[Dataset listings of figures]
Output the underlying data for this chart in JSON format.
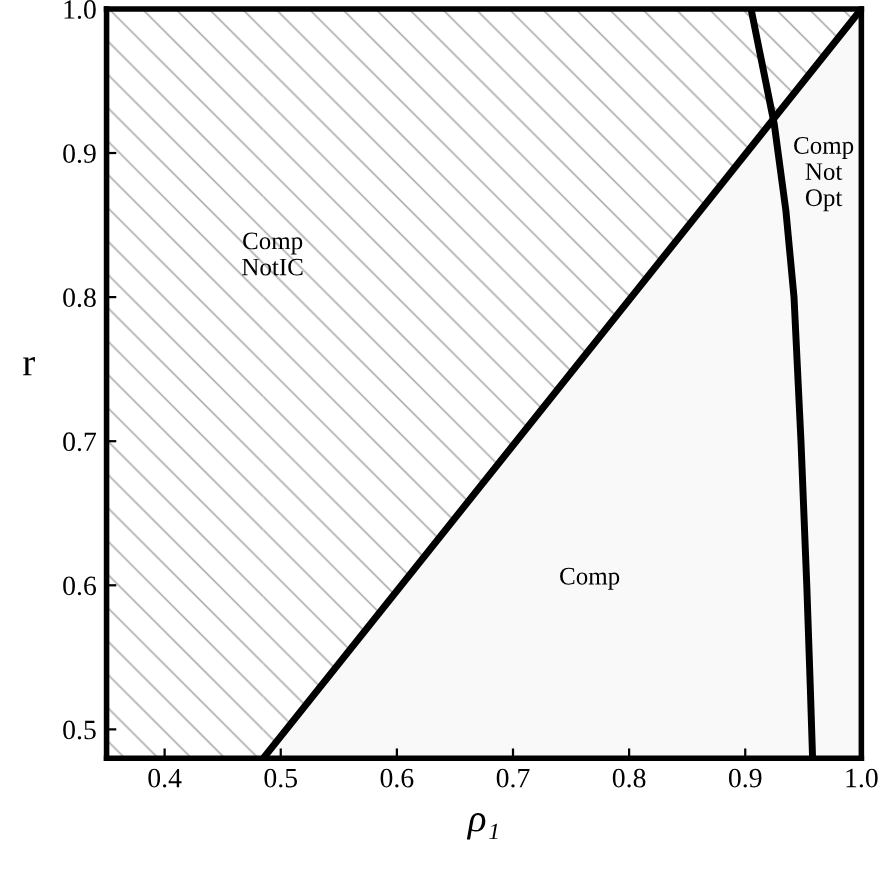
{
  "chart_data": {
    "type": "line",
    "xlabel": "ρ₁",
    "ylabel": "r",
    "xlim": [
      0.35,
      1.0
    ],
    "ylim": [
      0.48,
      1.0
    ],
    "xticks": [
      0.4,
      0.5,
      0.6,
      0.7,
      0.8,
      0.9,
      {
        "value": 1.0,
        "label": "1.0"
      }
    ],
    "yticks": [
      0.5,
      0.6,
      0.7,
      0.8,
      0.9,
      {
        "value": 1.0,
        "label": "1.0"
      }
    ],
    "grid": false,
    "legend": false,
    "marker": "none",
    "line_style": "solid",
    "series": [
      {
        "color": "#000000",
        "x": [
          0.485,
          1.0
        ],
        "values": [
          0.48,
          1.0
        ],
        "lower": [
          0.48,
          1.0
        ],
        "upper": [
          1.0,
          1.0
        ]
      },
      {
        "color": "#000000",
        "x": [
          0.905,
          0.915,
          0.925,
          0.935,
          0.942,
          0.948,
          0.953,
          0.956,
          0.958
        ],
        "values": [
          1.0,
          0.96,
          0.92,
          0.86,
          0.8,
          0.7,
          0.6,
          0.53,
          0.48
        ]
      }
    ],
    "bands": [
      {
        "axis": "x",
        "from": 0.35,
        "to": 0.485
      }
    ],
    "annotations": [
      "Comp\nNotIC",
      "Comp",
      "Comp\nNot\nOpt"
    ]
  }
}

▸ Task instructions
All of the records above must be copied exactly, except for the pictures.

▸ Solution to this exercise
Output the underlying data for this chart in JSON format.
{
  "chart_data": {
    "type": "line",
    "xlabel": "ρ₁",
    "ylabel": "r",
    "xlim": [
      0.35,
      1.0
    ],
    "ylim": [
      0.48,
      1.0
    ],
    "xticks": [
      0.4,
      0.5,
      0.6,
      0.7,
      0.8,
      0.9,
      {
        "value": 1.0,
        "label": "1.0"
      }
    ],
    "yticks": [
      0.5,
      0.6,
      0.7,
      0.8,
      0.9,
      {
        "value": 1.0,
        "label": "1.0"
      }
    ],
    "grid": false,
    "legend": false,
    "marker": "none",
    "line_style": "solid",
    "series": [
      {
        "color": "#000000",
        "x": [
          0.485,
          1.0
        ],
        "values": [
          0.48,
          1.0
        ],
        "lower": [
          0.48,
          1.0
        ],
        "upper": [
          1.0,
          1.0
        ]
      },
      {
        "color": "#000000",
        "x": [
          0.905,
          0.915,
          0.925,
          0.935,
          0.942,
          0.948,
          0.953,
          0.956,
          0.958
        ],
        "values": [
          1.0,
          0.96,
          0.92,
          0.86,
          0.8,
          0.7,
          0.6,
          0.53,
          0.48
        ]
      }
    ],
    "bands": [
      {
        "axis": "x",
        "from": 0.35,
        "to": 0.485
      }
    ],
    "annotations": [
      "Comp\nNotIC",
      "Comp",
      "Comp\nNot\nOpt"
    ]
  }
}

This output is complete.